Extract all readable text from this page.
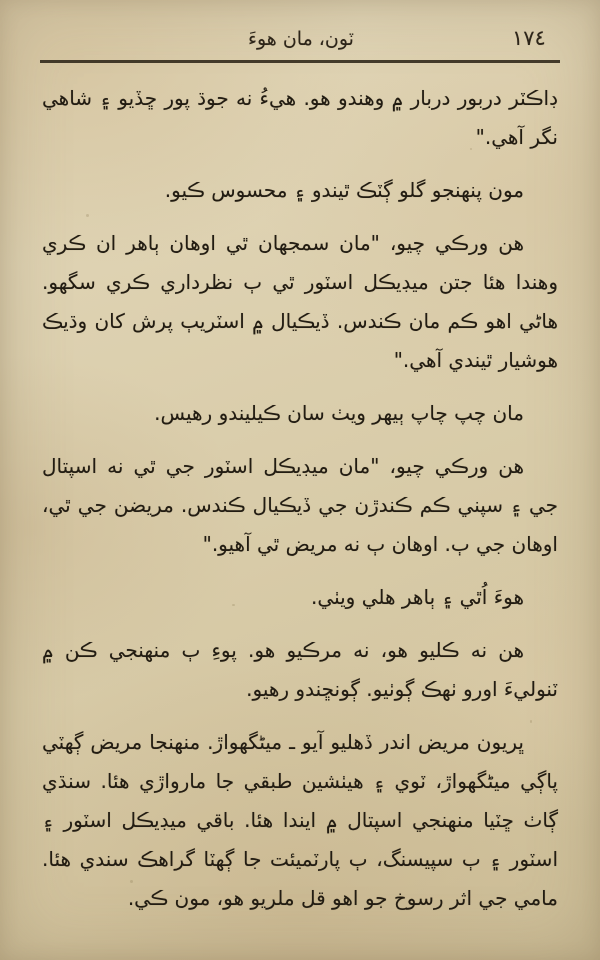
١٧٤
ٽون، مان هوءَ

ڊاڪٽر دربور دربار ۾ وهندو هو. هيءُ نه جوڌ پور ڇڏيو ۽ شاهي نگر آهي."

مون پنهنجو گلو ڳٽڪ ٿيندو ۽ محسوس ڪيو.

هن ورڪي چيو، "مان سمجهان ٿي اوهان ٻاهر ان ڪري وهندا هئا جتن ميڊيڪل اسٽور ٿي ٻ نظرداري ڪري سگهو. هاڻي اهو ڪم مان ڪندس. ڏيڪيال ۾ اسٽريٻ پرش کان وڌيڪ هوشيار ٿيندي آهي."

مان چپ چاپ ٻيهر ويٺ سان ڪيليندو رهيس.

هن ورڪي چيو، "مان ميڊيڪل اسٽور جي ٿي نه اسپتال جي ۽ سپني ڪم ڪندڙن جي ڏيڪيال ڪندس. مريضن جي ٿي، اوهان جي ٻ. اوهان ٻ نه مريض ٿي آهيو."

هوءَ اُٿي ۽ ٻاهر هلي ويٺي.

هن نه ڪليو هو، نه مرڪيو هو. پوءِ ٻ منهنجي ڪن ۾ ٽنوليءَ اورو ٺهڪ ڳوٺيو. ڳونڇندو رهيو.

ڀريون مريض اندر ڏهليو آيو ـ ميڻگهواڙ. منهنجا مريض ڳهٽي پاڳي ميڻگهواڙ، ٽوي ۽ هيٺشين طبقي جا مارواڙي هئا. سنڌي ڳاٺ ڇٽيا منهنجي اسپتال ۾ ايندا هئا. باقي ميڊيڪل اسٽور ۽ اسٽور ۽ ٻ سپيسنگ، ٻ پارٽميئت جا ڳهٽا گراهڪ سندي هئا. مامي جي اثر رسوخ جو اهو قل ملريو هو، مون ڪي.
■ ■ ■ ■ ■ ■ ■
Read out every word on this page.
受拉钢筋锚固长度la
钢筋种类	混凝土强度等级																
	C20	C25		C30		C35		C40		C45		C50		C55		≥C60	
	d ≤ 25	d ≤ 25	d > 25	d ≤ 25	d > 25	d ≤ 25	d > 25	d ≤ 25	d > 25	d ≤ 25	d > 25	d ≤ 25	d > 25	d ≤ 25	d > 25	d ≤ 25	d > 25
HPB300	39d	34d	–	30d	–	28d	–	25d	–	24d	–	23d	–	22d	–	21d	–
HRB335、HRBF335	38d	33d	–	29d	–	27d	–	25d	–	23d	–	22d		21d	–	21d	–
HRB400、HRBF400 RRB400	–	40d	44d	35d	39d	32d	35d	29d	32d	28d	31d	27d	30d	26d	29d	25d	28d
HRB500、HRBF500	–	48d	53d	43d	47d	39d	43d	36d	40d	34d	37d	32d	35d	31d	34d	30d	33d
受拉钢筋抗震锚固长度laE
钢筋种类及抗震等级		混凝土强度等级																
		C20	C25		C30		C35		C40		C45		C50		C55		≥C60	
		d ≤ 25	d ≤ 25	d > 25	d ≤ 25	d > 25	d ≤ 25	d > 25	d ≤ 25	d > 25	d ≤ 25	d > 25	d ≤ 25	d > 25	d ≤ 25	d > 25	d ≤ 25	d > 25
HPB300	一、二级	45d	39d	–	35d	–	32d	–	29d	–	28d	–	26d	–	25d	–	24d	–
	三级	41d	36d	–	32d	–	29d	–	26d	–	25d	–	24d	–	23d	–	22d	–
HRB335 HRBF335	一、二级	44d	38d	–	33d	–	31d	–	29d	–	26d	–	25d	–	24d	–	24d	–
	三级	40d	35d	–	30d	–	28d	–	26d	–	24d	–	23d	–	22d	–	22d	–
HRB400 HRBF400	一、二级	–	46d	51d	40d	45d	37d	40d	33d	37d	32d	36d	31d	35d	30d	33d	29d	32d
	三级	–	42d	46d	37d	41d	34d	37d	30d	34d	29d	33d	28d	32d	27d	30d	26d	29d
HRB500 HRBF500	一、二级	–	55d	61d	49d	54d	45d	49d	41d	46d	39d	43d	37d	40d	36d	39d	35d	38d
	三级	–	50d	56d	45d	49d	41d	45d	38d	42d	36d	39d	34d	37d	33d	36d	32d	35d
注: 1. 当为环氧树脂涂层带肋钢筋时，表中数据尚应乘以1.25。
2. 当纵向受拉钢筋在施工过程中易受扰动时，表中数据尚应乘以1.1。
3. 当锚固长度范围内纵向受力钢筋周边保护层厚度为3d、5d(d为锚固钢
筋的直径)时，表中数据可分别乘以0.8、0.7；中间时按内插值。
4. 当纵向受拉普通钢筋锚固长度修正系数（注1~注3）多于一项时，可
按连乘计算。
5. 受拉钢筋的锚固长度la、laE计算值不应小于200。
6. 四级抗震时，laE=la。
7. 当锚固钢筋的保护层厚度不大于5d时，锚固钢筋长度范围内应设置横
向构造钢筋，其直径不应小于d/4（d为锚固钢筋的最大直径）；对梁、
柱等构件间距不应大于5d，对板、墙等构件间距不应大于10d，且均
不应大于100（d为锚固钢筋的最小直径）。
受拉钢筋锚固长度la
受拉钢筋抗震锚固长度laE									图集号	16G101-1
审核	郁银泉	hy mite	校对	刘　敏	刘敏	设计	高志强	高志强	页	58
■ ■ ■ ■ ■ ■ ■
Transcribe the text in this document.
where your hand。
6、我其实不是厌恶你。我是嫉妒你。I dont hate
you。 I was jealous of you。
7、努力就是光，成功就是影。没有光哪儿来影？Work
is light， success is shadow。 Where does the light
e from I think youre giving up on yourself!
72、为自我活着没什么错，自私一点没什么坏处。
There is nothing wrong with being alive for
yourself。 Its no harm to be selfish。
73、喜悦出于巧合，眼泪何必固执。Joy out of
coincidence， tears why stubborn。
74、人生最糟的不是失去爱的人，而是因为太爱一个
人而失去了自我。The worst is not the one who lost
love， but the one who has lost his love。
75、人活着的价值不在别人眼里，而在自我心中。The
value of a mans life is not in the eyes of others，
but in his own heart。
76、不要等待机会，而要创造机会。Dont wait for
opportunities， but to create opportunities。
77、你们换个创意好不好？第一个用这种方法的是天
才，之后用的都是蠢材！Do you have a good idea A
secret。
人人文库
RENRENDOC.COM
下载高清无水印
■ ■ ■ ■ ■ ■ ■
▸ **GIVEN TASK**: Find every line that has "ڪندس" in it, then return those lines.

▸ **RIGHT ANSWER**:
هن ورڪي چيو، "مان سمجهان ٿي اوهان ٻاهر ان ڪري وهندا هئا جتن ميڊيڪل اسٽور ٿي ٻ نظرداري ڪري سگهو. هاڻي اهو ڪم مان ڪندس. ڏيڪيال ۾ اسٽريٻ پرش کان وڌيڪ هوشيار ٿيندي آهي."
هن ورڪي چيو، "مان ميڊيڪل اسٽور جي ٿي نه اسپتال جي ۽ سپني ڪم ڪندڙن جي ڏيڪيال ڪندس. مريضن جي ٿي، اوهان جي ٻ. اوهان ٻ نه مريض ٿي آهيو."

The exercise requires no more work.